#### Records supplied
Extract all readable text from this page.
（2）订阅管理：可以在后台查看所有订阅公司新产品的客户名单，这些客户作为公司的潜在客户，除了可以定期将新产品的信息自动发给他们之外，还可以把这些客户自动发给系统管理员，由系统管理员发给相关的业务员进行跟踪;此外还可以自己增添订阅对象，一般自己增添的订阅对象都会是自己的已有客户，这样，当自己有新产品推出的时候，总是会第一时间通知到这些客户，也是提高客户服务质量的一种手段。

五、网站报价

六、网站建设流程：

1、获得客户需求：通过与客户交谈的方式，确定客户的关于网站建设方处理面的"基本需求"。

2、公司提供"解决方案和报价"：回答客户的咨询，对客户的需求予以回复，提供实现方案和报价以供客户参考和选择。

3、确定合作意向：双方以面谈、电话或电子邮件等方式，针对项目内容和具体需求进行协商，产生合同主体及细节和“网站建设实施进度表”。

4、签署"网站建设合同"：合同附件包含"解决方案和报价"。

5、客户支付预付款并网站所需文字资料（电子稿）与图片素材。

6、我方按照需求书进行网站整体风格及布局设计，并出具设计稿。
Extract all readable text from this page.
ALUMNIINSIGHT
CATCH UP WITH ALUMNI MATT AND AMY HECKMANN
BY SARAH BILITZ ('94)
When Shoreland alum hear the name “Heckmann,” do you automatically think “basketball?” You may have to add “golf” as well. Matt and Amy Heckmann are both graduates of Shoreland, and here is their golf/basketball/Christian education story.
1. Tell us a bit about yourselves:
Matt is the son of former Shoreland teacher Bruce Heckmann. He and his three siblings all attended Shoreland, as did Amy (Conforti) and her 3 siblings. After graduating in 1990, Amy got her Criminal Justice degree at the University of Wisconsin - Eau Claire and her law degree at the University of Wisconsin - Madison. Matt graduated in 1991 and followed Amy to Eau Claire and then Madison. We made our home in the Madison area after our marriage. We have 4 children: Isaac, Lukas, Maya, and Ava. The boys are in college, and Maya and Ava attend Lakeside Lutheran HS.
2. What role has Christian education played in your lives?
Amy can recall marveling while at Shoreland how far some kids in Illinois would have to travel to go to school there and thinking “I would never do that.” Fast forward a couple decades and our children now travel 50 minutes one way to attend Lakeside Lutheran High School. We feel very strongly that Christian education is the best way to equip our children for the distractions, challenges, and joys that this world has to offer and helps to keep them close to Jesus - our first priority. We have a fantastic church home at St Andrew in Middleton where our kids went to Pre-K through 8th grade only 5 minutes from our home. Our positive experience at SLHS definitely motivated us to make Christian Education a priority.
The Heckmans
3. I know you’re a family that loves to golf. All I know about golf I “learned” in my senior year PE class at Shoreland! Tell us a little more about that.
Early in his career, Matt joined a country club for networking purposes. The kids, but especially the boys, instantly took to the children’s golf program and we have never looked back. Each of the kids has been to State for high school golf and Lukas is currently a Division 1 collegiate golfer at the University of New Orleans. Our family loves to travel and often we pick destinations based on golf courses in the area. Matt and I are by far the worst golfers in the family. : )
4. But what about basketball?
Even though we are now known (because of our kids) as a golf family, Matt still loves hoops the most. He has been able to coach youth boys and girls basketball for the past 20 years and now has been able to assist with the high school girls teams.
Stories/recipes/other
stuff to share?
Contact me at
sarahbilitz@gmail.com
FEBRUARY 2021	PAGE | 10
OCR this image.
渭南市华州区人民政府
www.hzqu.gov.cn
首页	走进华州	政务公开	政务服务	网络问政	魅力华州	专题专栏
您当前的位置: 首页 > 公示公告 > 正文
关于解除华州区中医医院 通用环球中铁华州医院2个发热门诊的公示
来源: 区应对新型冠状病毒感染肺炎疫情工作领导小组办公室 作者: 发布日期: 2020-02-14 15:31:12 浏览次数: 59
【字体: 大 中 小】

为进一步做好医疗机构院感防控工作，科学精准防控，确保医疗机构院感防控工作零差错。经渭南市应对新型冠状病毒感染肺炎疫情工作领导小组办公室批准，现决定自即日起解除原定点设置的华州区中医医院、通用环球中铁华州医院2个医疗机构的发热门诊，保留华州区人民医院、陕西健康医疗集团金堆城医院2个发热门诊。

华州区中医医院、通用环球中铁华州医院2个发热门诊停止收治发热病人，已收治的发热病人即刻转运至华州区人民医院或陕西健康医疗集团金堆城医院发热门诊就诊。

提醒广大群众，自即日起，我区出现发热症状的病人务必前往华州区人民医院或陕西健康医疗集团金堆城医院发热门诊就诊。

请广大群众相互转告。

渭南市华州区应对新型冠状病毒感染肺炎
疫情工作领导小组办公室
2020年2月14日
########
Description of the task: Every entry should be printed again exactly as written.

Full solution:
Extract all readable text from this page.
（2）订阅管理：可以在后台查看所有订阅公司新产品的客户名单，这些客户作为公司的潜在客户，除了可以定期将新产品的信息自动发给他们之外，还可以把这些客户自动发给系统管理员，由系统管理员发给相关的业务员进行跟踪;此外还可以自己增添订阅对象，一般自己增添的订阅对象都会是自己的已有客户，这样，当自己有新产品推出的时候，总是会第一时间通知到这些客户，也是提高客户服务质量的一种手段。

五、网站报价

六、网站建设流程：

1、获得客户需求：通过与客户交谈的方式，确定客户的关于网站建设方处理面的"基本需求"。

2、公司提供"解决方案和报价"：回答客户的咨询，对客户的需求予以回复，提供实现方案和报价以供客户参考和选择。

3、确定合作意向：双方以面谈、电话或电子邮件等方式，针对项目内容和具体需求进行协商，产生合同主体及细节和“网站建设实施进度表”。

4、签署"网站建设合同"：合同附件包含"解决方案和报价"。

5、客户支付预付款并网站所需文字资料（电子稿）与图片素材。

6、我方按照需求书进行网站整体风格及布局设计，并出具设计稿。
Extract all readable text from this page.
ALUMNIINSIGHT
CATCH UP WITH ALUMNI MATT AND AMY HECKMANN
BY SARAH BILITZ ('94)
When Shoreland alum hear the name “Heckmann,” do you automatically think “basketball?” You may have to add “golf” as well. Matt and Amy Heckmann are both graduates of Shoreland, and here is their golf/basketball/Christian education story.
1. Tell us a bit about yourselves:
Matt is the son of former Shoreland teacher Bruce Heckmann. He and his three siblings all attended Shoreland, as did Amy (Conforti) and her 3 siblings. After graduating in 1990, Amy got her Criminal Justice degree at the University of Wisconsin - Eau Claire and her law degree at the University of Wisconsin - Madison. Matt graduated in 1991 and followed Amy to Eau Claire and then Madison. We made our home in the Madison area after our marriage. We have 4 children: Isaac, Lukas, Maya, and Ava. The boys are in college, and Maya and Ava attend Lakeside Lutheran HS.
2. What role has Christian education played in your lives?
Amy can recall marveling while at Shoreland how far some kids in Illinois would have to travel to go to school there and thinking “I would never do that.” Fast forward a couple decades and our children now travel 50 minutes one way to attend Lakeside Lutheran High School. We feel very strongly that Christian education is the best way to equip our children for the distractions, challenges, and joys that this world has to offer and helps to keep them close to Jesus - our first priority. We have a fantastic church home at St Andrew in Middleton where our kids went to Pre-K through 8th grade only 5 minutes from our home. Our positive experience at SLHS definitely motivated us to make Christian Education a priority.
The Heckmans
3. I know you’re a family that loves to golf. All I know about golf I “learned” in my senior year PE class at Shoreland! Tell us a little more about that.
Early in his career, Matt joined a country club for networking purposes. The kids, but especially the boys, instantly took to the children’s golf program and we have never looked back. Each of the kids has been to State for high school golf and Lukas is currently a Division 1 collegiate golfer at the University of New Orleans. Our family loves to travel and often we pick destinations based on golf courses in the area. Matt and I are by far the worst golfers in the family. : )
4. But what about basketball?
Even though we are now known (because of our kids) as a golf family, Matt still loves hoops the most. He has been able to coach youth boys and girls basketball for the past 20 years and now has been able to assist with the high school girls teams.
Stories/recipes/other
stuff to share?
Contact me at
sarahbilitz@gmail.com
FEBRUARY 2021	PAGE | 10
OCR this image.
渭南市华州区人民政府
www.hzqu.gov.cn
首页	走进华州	政务公开	政务服务	网络问政	魅力华州	专题专栏
您当前的位置: 首页 > 公示公告 > 正文
关于解除华州区中医医院 通用环球中铁华州医院2个发热门诊的公示
来源: 区应对新型冠状病毒感染肺炎疫情工作领导小组办公室 作者: 发布日期: 2020-02-14 15:31:12 浏览次数: 59
【字体: 大 中 小】

为进一步做好医疗机构院感防控工作，科学精准防控，确保医疗机构院感防控工作零差错。经渭南市应对新型冠状病毒感染肺炎疫情工作领导小组办公室批准，现决定自即日起解除原定点设置的华州区中医医院、通用环球中铁华州医院2个医疗机构的发热门诊，保留华州区人民医院、陕西健康医疗集团金堆城医院2个发热门诊。

华州区中医医院、通用环球中铁华州医院2个发热门诊停止收治发热病人，已收治的发热病人即刻转运至华州区人民医院或陕西健康医疗集团金堆城医院发热门诊就诊。

提醒广大群众，自即日起，我区出现发热症状的病人务必前往华州区人民医院或陕西健康医疗集团金堆城医院发热门诊就诊。

请广大群众相互转告。

渭南市华州区应对新型冠状病毒感染肺炎
疫情工作领导小组办公室
2020年2月14日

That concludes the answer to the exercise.